Written exercise:
From the listing below, tally the lines that include "name". Return only the total.

Material for this exercise:
:::

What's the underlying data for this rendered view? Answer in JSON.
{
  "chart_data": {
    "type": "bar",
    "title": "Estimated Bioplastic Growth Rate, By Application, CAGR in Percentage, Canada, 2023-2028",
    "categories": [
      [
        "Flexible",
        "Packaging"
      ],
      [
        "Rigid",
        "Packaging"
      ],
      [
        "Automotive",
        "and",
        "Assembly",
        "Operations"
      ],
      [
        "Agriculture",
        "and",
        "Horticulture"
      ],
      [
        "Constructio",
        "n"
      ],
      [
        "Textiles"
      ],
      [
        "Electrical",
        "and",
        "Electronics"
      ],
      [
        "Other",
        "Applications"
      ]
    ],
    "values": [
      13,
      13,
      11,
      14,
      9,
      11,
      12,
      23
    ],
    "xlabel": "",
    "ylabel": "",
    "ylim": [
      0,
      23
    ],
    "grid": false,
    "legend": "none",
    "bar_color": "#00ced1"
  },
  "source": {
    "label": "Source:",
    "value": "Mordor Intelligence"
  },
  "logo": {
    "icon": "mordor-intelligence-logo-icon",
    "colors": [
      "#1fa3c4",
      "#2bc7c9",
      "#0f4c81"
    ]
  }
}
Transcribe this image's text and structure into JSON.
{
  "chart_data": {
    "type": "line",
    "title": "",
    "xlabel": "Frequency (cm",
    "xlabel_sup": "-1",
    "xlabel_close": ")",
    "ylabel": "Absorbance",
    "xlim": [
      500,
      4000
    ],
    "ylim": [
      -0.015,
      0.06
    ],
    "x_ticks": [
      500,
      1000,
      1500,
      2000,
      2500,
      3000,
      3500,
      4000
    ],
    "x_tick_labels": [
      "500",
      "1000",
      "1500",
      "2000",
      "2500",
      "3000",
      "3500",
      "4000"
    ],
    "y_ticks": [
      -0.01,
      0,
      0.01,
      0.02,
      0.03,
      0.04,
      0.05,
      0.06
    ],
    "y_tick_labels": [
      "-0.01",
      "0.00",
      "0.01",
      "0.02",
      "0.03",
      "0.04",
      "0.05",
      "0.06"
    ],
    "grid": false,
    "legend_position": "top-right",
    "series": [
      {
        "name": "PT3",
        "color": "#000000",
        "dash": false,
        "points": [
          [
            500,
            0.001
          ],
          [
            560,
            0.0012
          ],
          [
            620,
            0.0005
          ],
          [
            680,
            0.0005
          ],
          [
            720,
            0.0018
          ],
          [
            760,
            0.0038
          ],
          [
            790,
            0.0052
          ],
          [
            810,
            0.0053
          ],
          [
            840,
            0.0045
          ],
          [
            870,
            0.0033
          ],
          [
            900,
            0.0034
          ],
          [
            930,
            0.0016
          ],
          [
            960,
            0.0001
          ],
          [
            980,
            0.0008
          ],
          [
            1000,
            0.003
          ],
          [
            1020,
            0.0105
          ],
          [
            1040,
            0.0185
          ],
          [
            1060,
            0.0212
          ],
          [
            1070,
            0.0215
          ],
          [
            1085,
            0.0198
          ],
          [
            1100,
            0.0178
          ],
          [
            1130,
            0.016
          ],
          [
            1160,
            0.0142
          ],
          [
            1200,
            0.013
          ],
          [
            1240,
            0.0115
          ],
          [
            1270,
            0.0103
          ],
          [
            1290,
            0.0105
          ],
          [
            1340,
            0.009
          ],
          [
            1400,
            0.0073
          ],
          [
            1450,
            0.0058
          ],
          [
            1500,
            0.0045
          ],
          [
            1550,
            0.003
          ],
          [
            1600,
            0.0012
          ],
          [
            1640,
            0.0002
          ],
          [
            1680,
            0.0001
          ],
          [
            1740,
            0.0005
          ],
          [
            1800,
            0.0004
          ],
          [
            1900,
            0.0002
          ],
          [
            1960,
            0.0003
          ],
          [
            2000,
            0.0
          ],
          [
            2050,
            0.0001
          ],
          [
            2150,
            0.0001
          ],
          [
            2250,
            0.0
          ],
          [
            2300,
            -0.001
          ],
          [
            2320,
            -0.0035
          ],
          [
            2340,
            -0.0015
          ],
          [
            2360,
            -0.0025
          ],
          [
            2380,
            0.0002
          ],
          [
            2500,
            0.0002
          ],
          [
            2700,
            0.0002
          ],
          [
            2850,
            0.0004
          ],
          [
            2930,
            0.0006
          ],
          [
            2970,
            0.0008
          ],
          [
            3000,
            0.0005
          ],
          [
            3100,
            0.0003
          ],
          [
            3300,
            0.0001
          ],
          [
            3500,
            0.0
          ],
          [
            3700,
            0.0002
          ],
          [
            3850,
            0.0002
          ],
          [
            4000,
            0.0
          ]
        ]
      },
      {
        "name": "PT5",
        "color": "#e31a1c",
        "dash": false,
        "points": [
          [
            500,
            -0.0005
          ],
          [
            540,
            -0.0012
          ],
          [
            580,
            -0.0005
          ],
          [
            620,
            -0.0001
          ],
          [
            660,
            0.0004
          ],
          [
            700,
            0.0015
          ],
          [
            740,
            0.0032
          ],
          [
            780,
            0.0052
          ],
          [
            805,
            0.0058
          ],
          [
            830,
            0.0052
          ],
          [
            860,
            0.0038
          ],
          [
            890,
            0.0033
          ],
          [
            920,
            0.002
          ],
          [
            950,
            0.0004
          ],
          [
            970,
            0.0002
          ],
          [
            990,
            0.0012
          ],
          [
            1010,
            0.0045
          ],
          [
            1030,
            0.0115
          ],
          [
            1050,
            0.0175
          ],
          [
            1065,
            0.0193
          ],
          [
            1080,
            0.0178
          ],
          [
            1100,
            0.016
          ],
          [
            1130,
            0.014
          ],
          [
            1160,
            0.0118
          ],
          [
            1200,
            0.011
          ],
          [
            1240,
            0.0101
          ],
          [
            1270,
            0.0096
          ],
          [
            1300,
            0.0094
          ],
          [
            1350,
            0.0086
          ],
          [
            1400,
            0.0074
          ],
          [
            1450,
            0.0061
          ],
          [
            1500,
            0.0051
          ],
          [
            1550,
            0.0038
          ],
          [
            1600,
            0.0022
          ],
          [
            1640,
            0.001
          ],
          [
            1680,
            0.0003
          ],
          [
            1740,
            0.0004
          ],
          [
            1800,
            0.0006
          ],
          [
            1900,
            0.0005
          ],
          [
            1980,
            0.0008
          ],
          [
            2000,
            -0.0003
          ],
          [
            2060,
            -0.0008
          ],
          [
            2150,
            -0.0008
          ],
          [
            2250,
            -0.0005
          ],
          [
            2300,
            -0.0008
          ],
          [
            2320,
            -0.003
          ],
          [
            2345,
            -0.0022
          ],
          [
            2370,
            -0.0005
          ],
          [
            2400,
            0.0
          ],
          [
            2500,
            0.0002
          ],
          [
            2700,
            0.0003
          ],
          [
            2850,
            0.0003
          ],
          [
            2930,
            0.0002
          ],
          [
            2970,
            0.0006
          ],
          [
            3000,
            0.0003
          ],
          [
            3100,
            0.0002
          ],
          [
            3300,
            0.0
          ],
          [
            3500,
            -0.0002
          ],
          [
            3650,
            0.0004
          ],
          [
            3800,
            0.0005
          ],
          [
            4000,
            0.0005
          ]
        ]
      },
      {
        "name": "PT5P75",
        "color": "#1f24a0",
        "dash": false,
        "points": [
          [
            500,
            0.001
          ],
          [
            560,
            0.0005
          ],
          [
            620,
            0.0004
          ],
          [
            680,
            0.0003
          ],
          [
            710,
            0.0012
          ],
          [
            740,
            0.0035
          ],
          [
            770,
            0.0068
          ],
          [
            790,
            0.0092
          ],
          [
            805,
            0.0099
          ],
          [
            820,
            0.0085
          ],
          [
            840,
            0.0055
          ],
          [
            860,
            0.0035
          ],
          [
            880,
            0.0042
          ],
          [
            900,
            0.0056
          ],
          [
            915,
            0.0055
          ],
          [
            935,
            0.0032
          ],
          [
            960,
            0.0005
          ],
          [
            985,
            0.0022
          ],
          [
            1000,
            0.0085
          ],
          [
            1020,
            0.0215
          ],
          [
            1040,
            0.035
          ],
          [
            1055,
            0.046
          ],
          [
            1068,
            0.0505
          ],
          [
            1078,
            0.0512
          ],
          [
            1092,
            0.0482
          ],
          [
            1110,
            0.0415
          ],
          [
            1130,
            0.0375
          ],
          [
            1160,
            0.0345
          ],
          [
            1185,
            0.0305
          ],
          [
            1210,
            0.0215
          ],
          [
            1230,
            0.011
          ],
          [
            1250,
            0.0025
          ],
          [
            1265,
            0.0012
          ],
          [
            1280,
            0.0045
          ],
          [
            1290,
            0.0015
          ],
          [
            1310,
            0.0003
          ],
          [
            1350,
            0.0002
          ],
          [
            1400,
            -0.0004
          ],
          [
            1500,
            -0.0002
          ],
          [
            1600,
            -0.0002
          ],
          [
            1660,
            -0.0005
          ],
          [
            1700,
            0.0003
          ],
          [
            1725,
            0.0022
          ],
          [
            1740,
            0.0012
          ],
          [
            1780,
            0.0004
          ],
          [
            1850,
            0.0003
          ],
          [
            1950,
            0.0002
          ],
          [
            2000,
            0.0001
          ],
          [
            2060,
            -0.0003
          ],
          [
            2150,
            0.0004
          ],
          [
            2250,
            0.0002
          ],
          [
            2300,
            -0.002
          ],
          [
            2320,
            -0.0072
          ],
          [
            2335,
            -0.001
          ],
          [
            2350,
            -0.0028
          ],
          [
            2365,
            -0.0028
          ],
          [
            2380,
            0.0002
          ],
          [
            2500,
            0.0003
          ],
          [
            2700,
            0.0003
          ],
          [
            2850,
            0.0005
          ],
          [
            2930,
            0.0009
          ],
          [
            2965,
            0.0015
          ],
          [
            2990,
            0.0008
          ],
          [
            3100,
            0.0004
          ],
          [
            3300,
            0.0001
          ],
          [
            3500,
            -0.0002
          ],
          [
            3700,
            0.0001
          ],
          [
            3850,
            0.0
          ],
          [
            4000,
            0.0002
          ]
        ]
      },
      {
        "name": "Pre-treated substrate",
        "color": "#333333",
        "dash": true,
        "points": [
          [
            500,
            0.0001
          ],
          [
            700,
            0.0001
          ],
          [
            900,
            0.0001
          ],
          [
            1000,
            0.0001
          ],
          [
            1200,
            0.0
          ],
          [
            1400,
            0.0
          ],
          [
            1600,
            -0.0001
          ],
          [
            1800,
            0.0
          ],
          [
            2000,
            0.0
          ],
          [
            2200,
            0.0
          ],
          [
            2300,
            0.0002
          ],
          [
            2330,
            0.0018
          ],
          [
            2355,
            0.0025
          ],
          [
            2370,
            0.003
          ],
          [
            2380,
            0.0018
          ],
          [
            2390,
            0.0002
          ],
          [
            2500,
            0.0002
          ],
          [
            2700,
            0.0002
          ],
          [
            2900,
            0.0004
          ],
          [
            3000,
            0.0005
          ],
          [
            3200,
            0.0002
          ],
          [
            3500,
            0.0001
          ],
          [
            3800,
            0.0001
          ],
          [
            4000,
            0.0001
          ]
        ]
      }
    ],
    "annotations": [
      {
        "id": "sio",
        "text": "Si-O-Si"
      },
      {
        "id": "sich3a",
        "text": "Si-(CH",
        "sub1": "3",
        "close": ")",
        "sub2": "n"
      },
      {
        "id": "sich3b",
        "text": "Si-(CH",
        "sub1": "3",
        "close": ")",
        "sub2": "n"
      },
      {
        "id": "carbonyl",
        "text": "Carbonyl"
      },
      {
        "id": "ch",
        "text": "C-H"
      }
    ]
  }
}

:::

Task solution:
4